# WHAT THIS TASK INVOLVES
Which lines hold the word "label"? Copy each one.

::: PROVIDED RECORDS

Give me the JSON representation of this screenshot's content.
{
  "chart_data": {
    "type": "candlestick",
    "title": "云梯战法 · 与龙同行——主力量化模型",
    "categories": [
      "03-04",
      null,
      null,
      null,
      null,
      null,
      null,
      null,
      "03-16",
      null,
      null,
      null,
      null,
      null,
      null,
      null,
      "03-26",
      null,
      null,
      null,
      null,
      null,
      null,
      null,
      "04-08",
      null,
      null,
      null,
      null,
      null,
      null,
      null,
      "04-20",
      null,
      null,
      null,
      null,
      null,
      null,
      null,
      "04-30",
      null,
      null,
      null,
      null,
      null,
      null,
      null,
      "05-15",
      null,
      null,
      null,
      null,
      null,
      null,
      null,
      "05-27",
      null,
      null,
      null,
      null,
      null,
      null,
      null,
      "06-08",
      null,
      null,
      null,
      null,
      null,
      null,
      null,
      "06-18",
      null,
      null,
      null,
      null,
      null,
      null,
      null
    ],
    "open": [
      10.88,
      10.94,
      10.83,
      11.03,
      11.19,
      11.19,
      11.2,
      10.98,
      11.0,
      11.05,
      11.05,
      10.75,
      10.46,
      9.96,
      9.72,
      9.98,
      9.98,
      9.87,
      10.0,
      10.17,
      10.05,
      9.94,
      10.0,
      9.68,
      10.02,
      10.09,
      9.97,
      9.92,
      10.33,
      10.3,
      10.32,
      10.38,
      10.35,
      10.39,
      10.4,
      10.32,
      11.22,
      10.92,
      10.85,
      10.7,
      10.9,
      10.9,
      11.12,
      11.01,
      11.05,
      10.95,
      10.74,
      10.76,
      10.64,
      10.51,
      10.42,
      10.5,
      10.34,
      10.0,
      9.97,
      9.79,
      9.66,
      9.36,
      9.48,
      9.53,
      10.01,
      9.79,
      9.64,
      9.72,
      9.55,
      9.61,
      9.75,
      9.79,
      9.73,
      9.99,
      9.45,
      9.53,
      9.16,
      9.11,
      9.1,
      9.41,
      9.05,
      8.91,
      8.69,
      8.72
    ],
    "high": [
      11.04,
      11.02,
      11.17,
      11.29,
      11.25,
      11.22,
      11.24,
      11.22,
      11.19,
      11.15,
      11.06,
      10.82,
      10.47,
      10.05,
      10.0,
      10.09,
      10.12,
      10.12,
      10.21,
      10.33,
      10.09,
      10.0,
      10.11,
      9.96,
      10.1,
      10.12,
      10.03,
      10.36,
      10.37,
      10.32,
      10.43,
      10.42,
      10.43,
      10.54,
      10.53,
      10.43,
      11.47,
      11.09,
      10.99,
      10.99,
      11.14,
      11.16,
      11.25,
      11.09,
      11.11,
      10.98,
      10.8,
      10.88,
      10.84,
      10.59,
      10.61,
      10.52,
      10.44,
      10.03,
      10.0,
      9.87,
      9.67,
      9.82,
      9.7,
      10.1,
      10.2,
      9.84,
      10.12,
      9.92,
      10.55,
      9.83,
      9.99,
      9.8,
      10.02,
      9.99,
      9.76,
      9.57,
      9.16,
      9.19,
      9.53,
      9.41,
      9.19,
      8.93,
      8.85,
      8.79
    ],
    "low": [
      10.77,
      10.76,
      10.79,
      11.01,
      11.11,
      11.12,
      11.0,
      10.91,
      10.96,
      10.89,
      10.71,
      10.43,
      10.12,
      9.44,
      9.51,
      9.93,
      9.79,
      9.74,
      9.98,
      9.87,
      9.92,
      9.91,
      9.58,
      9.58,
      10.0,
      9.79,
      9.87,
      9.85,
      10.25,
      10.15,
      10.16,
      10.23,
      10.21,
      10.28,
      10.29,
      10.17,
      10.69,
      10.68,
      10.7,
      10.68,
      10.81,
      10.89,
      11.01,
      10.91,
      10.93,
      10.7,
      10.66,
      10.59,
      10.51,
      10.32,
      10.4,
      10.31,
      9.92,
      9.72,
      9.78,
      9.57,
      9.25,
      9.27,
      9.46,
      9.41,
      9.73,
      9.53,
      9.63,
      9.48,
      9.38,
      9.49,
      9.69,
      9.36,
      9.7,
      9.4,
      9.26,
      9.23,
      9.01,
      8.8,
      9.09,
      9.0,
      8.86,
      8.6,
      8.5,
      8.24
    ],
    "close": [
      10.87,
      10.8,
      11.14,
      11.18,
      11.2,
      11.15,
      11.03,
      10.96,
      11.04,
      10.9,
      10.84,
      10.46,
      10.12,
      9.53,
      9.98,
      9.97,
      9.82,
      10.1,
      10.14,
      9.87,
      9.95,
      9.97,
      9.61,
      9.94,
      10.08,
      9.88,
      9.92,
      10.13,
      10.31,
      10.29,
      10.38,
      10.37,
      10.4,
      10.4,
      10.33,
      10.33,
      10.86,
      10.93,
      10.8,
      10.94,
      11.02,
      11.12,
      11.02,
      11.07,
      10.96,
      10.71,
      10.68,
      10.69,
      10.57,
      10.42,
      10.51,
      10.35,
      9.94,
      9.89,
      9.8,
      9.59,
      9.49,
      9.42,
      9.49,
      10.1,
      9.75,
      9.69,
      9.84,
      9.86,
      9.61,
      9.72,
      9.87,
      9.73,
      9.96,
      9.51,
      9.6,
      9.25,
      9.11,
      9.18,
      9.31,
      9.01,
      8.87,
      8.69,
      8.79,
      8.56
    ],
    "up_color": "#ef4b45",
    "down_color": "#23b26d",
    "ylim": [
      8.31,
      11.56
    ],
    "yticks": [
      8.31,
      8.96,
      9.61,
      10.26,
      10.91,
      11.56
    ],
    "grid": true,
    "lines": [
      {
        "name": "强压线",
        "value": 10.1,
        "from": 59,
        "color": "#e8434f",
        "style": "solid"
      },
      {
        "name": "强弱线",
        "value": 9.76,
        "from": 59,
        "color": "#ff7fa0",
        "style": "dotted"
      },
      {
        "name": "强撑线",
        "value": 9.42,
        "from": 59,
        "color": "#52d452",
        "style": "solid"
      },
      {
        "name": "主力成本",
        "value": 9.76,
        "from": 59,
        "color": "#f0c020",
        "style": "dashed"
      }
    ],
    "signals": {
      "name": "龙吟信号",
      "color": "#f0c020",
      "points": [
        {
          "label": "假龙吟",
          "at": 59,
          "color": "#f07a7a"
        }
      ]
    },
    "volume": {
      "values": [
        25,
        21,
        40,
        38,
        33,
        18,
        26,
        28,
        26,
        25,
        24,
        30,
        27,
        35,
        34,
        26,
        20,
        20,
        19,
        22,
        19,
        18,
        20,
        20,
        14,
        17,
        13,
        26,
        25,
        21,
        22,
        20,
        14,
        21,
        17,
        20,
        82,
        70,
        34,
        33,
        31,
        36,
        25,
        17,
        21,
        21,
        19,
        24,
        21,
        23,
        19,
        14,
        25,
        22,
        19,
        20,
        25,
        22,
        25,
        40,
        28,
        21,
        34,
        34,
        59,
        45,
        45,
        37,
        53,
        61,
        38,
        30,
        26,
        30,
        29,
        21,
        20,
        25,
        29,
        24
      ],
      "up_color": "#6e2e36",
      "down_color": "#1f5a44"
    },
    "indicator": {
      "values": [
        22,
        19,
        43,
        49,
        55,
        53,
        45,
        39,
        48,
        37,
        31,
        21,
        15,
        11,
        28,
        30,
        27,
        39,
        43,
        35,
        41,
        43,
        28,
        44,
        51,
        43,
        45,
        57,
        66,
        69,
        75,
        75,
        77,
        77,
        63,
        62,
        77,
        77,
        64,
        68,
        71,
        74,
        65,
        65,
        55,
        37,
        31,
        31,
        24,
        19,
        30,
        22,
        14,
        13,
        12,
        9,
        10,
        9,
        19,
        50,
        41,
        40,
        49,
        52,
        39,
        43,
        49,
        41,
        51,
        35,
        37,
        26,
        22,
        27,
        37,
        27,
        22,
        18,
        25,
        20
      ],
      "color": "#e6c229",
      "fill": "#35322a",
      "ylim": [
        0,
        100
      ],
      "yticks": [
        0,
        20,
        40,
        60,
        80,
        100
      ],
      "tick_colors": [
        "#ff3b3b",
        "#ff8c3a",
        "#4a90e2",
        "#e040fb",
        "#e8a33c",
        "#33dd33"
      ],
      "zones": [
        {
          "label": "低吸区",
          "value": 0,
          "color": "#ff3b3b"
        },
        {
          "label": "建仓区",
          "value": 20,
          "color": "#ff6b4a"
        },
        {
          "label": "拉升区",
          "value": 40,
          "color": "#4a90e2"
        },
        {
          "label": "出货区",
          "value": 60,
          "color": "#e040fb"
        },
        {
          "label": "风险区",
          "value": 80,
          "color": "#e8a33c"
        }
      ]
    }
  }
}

::::::

# SOLUTION
          "label": "假龙吟",
          "label": "低吸区",
          "label": "建仓区",
          "label": "拉升区",
          "label": "出货区",
          "label": "风险区",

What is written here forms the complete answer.